_Tasks and exercises_:
A. Answer each question from the message-board posts.
(i) Which interviewer spoke with Britney Spears, and for which network?
(ii) Which magazine quoted John Kerry on George W. Bush's "lack of knowledge"?
(iii) According to that quote, how far behind Kerry was Bush at Yale?
B. Extend the message-board posts beyond their final sentence, carrying on the Robert Novak column about John Kerry.

_Quoted text_:
To: American Spirit who wrote (4570)9/4/2003 6:38:57 AM
From: Raymond Duray  Read Replies (1) | Respond to of 10965
 
Some Celebrities May Just Be Too Uninformed to Comment on Politics:

drudgereport.com

BRITNEY COMES OUT SWINGING FOR BUSH
Wed Sep 03 2003 19:35:45 ET

Britney Spears came out swinging for President Bush on Wednesday during an interview with CNN's Tucker Carlson.

CARLSON: A lot of entertainers have come out against the war in Iraq. Have you?

SPEARS: Honestly, I think we should just trust our president in every decision that he makes and we should just support that, you know, and be faithful in what happens.

CARLSON: Do you trust this president?

SPEARS: Yes, I do.

CARLSON: Excellent. Do you think he's going to win again?

SPEARS: I don't know. I don't know that.



To: American Spirit who wrote (4570)9/4/2003 7:27:24 AM
From: Glenn Petersen  Read Replies (1) | Respond to of 10965
 
For Kerry, snide comes before and after the fall

suntimes.com

September 4, 2003

BY ROBERT NOVAK SUN-TIMES COLUMNIST

One reason why Sen. John Kerry has precipitously toppled from being putative Democratic nominee for president to a potential also-ran was demonstrated at the conclusion of his grueling interview on NBC's ''Meet the Press'' Sunday. It had nothing to do with Iraq or taxation but everything to do with his credibility and likability.

Moderator Tim Russert ended the hourlong program with the last blast from his massive research. Kerry was quoted by Vogue magazine last March as talking about George W. Bush's ''lack of knowledge,'' and adding this: ''He was two years behind me at Yale, and I knew him, and he's still the same guy.'' Implicitly, Kerry was saying the president was the same empty-headed, hard-drinking playboy he was in college. But when Russert twice asked Kerry just what he meant, he shrugged off these questions (''I believe that President Bush is a very likable fellow.'').

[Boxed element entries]
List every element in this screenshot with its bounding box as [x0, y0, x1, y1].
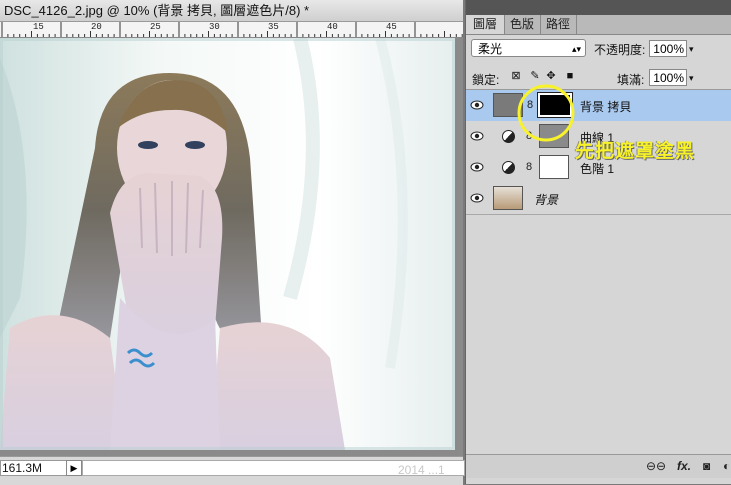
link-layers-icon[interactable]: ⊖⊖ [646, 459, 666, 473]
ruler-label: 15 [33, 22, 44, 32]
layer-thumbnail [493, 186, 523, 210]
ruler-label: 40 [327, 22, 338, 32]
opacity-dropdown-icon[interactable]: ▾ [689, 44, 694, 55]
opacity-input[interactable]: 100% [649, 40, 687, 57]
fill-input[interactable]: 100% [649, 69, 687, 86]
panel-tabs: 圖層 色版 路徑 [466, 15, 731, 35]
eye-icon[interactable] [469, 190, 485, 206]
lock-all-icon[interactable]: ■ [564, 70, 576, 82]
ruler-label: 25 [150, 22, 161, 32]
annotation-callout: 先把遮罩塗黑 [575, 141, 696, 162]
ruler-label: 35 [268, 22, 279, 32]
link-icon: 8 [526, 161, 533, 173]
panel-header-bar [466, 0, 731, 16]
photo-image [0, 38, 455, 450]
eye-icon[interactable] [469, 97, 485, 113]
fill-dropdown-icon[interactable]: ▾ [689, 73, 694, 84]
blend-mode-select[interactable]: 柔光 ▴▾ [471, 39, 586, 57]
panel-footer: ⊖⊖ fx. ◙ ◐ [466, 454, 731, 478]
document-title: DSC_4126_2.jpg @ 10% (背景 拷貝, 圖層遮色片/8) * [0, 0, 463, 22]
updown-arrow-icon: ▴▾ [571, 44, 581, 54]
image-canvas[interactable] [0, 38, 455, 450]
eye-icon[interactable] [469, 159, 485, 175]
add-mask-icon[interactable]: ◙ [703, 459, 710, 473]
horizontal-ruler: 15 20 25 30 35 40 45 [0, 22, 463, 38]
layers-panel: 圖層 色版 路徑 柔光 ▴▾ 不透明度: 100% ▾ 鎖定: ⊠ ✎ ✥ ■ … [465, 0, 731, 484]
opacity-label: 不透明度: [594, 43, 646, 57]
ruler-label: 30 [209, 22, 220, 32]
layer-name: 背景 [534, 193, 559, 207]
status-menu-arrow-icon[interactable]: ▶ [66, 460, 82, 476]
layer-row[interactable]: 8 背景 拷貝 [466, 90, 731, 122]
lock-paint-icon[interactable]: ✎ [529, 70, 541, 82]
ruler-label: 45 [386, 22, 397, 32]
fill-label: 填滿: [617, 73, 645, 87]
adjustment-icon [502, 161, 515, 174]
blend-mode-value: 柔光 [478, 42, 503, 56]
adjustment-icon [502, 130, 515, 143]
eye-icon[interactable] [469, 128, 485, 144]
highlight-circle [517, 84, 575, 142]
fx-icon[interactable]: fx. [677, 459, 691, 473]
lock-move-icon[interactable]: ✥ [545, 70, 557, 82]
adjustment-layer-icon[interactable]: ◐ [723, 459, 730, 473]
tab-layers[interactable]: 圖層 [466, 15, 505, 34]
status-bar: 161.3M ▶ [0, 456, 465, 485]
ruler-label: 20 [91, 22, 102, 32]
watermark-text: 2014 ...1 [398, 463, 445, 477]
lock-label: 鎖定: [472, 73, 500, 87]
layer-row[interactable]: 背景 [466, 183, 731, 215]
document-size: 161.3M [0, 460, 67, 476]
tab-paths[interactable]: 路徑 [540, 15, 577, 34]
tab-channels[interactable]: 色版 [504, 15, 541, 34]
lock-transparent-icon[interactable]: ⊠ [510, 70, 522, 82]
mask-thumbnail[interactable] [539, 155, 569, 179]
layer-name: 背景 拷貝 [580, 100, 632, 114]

--

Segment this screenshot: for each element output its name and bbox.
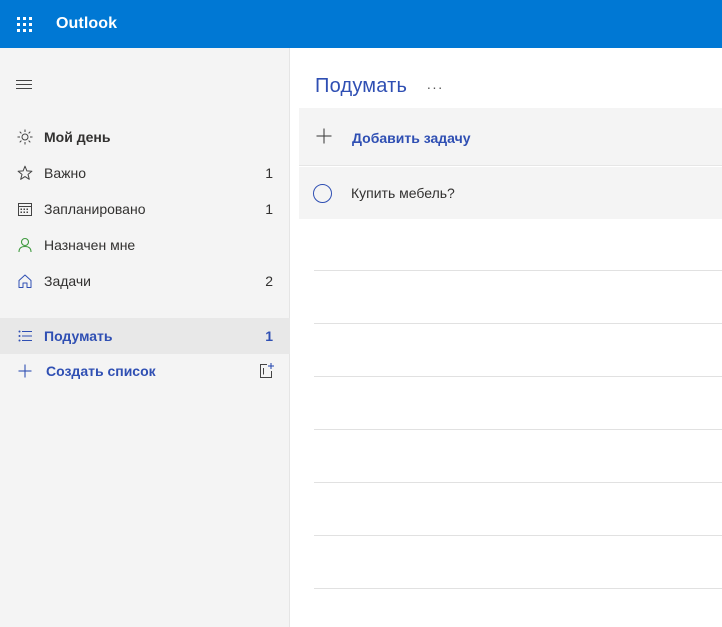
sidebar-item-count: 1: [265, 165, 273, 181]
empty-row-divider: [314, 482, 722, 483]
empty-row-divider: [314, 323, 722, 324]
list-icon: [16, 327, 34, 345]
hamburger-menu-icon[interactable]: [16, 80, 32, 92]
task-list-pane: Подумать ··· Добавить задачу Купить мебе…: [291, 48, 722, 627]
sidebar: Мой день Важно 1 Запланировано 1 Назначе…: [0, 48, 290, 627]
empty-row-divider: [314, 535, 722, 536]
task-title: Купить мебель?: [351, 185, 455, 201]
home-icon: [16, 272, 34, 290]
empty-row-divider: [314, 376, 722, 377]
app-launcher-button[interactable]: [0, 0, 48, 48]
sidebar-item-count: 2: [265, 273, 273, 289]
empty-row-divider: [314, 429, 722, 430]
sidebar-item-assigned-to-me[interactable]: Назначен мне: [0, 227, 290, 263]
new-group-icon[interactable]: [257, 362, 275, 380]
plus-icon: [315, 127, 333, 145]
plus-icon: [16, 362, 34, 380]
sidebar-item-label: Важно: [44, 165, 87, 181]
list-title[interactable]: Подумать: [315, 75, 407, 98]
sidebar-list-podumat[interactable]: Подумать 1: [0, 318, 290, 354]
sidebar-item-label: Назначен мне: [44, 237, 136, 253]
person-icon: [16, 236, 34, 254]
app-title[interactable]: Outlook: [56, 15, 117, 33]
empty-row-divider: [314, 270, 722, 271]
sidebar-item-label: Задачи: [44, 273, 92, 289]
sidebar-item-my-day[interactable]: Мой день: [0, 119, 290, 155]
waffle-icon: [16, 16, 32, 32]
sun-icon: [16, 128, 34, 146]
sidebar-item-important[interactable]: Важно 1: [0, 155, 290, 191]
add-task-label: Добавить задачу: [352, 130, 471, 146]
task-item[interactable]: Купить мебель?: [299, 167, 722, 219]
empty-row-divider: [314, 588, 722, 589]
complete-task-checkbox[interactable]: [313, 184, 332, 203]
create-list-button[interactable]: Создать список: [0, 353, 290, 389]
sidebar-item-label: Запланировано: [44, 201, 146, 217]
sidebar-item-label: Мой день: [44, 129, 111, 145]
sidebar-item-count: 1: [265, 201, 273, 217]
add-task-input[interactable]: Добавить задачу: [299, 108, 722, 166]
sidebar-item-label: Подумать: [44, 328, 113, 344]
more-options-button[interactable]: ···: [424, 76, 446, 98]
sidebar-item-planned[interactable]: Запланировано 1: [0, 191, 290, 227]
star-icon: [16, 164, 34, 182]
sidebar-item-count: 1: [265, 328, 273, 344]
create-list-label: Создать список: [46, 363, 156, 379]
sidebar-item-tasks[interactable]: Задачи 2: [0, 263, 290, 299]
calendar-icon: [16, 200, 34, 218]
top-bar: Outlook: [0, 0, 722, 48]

...

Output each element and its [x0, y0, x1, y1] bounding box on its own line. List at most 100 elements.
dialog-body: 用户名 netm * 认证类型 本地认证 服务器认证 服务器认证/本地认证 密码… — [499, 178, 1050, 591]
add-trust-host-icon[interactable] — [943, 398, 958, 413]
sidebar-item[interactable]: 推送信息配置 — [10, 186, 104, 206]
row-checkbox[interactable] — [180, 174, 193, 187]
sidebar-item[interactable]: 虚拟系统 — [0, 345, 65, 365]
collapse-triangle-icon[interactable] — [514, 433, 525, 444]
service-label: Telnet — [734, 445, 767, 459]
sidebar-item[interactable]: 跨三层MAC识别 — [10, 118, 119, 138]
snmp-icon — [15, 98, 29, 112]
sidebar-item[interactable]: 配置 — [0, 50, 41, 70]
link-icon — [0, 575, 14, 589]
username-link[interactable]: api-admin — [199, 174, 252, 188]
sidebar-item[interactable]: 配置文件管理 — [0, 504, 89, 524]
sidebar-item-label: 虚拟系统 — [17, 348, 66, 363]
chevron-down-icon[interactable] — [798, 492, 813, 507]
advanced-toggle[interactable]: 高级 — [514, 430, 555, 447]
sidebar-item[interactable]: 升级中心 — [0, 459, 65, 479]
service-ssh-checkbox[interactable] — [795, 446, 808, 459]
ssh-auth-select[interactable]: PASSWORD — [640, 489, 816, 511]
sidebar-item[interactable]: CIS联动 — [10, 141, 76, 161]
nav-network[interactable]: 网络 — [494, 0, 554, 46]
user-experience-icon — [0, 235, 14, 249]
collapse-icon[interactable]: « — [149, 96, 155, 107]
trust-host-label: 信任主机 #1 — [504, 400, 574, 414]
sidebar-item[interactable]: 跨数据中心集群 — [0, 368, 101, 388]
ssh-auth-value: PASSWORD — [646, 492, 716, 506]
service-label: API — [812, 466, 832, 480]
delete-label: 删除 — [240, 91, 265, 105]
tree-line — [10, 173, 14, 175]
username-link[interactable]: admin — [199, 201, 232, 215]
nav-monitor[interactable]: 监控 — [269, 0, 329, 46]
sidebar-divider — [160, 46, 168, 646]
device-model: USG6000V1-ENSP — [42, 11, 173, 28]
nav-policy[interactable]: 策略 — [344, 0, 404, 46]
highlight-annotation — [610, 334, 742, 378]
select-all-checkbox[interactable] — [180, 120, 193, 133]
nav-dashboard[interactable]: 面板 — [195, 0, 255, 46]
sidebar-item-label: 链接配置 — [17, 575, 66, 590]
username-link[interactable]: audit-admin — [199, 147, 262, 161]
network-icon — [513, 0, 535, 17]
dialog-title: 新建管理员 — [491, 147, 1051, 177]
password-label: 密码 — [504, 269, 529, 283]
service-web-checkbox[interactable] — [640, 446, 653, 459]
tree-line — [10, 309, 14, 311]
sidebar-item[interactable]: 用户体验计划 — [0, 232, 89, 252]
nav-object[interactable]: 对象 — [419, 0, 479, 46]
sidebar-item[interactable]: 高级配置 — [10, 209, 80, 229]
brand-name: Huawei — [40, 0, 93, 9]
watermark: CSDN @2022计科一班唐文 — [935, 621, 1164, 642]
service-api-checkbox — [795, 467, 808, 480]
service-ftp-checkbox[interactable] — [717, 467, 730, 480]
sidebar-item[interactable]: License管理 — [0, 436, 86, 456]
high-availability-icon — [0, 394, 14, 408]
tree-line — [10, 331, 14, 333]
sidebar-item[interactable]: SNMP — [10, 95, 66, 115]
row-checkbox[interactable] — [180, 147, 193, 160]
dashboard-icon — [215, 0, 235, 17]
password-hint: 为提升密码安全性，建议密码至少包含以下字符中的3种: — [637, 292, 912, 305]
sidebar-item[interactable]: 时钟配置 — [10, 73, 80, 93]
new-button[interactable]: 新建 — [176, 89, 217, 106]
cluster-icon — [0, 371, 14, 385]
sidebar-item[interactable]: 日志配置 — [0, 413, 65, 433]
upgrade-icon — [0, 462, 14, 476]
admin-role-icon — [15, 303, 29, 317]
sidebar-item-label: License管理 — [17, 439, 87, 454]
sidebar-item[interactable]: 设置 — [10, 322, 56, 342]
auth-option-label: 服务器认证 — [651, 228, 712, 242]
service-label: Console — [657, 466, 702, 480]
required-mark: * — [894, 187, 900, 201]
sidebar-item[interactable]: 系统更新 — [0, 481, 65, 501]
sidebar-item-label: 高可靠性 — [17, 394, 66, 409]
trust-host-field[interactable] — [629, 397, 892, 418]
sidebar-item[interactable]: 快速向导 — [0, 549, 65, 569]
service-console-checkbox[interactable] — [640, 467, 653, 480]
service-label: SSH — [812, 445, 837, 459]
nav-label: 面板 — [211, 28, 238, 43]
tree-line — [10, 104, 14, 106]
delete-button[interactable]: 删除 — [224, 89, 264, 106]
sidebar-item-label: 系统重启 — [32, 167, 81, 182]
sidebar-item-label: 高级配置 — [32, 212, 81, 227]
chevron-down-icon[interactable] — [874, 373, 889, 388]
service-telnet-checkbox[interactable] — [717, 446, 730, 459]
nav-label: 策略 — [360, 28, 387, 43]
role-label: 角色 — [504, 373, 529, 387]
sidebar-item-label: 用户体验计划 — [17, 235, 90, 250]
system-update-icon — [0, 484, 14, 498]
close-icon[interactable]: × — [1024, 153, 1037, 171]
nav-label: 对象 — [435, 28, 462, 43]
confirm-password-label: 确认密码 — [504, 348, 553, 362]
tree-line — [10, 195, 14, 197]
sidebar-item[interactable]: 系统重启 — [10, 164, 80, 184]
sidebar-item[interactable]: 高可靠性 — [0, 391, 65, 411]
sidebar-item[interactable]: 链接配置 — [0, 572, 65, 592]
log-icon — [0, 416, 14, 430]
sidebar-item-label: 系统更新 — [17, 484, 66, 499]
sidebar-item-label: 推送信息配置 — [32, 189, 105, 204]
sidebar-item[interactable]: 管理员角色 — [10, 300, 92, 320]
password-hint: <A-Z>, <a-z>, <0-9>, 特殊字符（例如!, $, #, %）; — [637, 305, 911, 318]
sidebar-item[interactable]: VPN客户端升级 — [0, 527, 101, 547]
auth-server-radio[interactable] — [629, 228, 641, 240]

_Solved problems_:
A.
(i) Tucker Carlson, for CNN.
(ii) Vogue.
(iii) Two years.

B.
The conclusion widely drawn from that exchange is that Kerry never knew Bush at Yale and that he fibbed to Vogue's interviewer in trying to denigrate the president. In fact, there is an eyewitness: George W. Bush. He tells aides he certainly did not know John Kerry at Yale. Kerry, the Vietnam War hero-turned-protester who out-debated front-running Republican William Weld in the 1996 Massachusetts Senate race, looks like a trickster running for president.

On Tuesday, Kerry was tricky again. ''Re-launching'' his candidacy by announcing it at Patriot's Point, S.C., he declared: ''I voted to threaten the use of force to make Saddam Hussein comply with the resolutions of the United Nations.'' Kerry's vote, which seemed politically prudent at the time, was to authorize--not to threaten--force in Iraq.

Meeting privately Tuesday on another matter, a group of Democratic political operatives agreed that Kerry blew it that morning when interviewed by Katie Couric on NBC's ''Today'' program. Only a few months ago, Kerry was the presidential choice of establishment Democrats. He led the party's other eight candidates in the polls, and seemed the strongest challenger against President Bush. All this was predicated on getting his primary election season off to a winning start with being the sure primary winner in his neighboring state of New Hampshire Jan. 27.

Kerry spent just short of $6 million on his virtually uncontested (without a Republican opponent) 2002 Massachusetts re-election campaign in order to bombard southern New Hampshire through the Boston media market. A month after the Massachusetts election, a New Hampshire poll showed Kerry with 40 percent and Howard Dean with 9 percent. Kerry has eight regional offices in the state and paid 38 visits there over 2-1/2 years.

That explains the shock inside the Kerry camp when the Zogby Poll showed a 21-point lead by Dean on Aug. 27. While Kerry has certainly not abandoned New Hampshire, his campaign team has hastened to construct a backup position in South Carolina.

However, Kerry's opponents privately deride the switch of his Tuesday announcement from Boston to South Carolina, which holds its primary one week after New Hampshire. The Zogby Poll in July gave Kerry 5 percent in South Carolina for fifth place. He had not been in that state for three months prior to his Tuesday announcement. The announcement from the aircraft carrier USS Yorktown generated chuckles among the Democratic lobbyists who met Tuesday.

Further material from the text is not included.